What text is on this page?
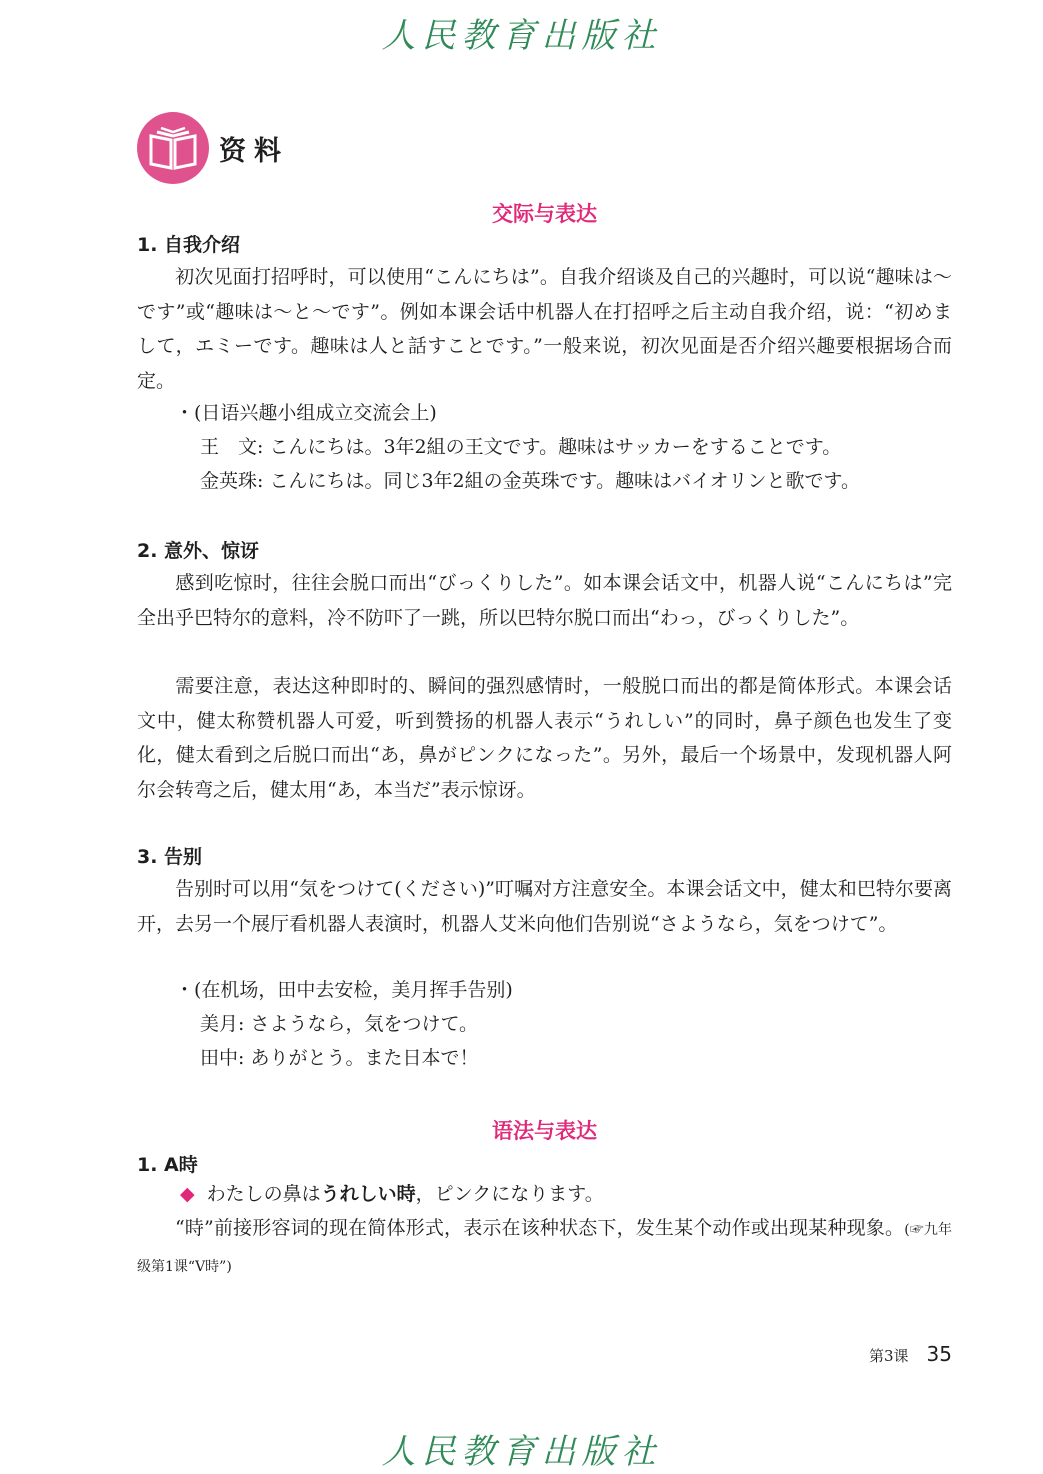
人民教育出版社
资料
交际与表达
1. 自我介绍
初次见面打招呼时，可以使用“こんにちは”。自我介绍谈及自己的兴趣时，可以说“趣味は～です”或“趣味は～と～です”。例如本课会话中机器人在打招呼之后主动自我介绍，说：“初めまして，エミーです。趣味は人と話すことです。”一般来说，初次见面是否介绍兴趣要根据场合而定。
・(日语兴趣小组成立交流会上)
王　文: こんにちは。3年2組の王文です。趣味はサッカーをすることです。
金英珠: こんにちは。同じ3年2組の金英珠です。趣味はバイオリンと歌です。
2. 意外、惊讶
感到吃惊时，往往会脱口而出“びっくりした”。如本课会话文中，机器人说“こんにちは”完全出乎巴特尔的意料，冷不防吓了一跳，所以巴特尔脱口而出“わっ，びっくりした”。
需要注意，表达这种即时的、瞬间的强烈感情时，一般脱口而出的都是简体形式。本课会话文中，健太称赞机器人可爱，听到赞扬的机器人表示“うれしい”的同时，鼻子颜色也发生了变化，健太看到之后脱口而出“あ，鼻がピンクになった”。另外，最后一个场景中，发现机器人阿尔会转弯之后，健太用“あ，本当だ”表示惊讶。
3. 告别
告别时可以用“気をつけて(ください)”叮嘱对方注意安全。本课会话文中，健太和巴特尔要离开，去另一个展厅看机器人表演时，机器人艾米向他们告别说“さようなら，気をつけて”。
・(在机场，田中去安检，美月挥手告别)
美月: さようなら，気をつけて。
田中: ありがとう。また日本で！
语法与表达
1. A時
◆ わたしの鼻はうれしい時，ピンクになります。
“時”前接形容词的现在简体形式，表示在该种状态下，发生某个动作或出现某种现象。(☞九年级第1课“V時”)
第3课 35
人民教育出版社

● **REQUIREMENTS**
Quote every record above exactly, omitting any pictures they contain.

● **ANSWER TO THE EXERCISE**
What text is on this page?
人民教育出版社
资料
交际与表达
1. 自我介绍
初次见面打招呼时，可以使用“こんにちは”。自我介绍谈及自己的兴趣时，可以说“趣味は～です”或“趣味は～と～です”。例如本课会话中机器人在打招呼之后主动自我介绍，说：“初めまして，エミーです。趣味は人と話すことです。”一般来说，初次见面是否介绍兴趣要根据场合而定。
・(日语兴趣小组成立交流会上)
王　文: こんにちは。3年2組の王文です。趣味はサッカーをすることです。
金英珠: こんにちは。同じ3年2組の金英珠です。趣味はバイオリンと歌です。
2. 意外、惊讶
感到吃惊时，往往会脱口而出“びっくりした”。如本课会话文中，机器人说“こんにちは”完全出乎巴特尔的意料，冷不防吓了一跳，所以巴特尔脱口而出“わっ，びっくりした”。
需要注意，表达这种即时的、瞬间的强烈感情时，一般脱口而出的都是简体形式。本课会话文中，健太称赞机器人可爱，听到赞扬的机器人表示“うれしい”的同时，鼻子颜色也发生了变化，健太看到之后脱口而出“あ，鼻がピンクになった”。另外，最后一个场景中，发现机器人阿尔会转弯之后，健太用“あ，本当だ”表示惊讶。
3. 告别
告别时可以用“気をつけて(ください)”叮嘱对方注意安全。本课会话文中，健太和巴特尔要离开，去另一个展厅看机器人表演时，机器人艾米向他们告别说“さようなら，気をつけて”。
・(在机场，田中去安检，美月挥手告别)
美月: さようなら，気をつけて。
田中: ありがとう。また日本で！
语法与表达
1. A時
◆ わたしの鼻はうれしい時，ピンクになります。
“時”前接形容词的现在简体形式，表示在该种状态下，发生某个动作或出现某种现象。(☞九年级第1课“V時”)
第3课 35
人民教育出版社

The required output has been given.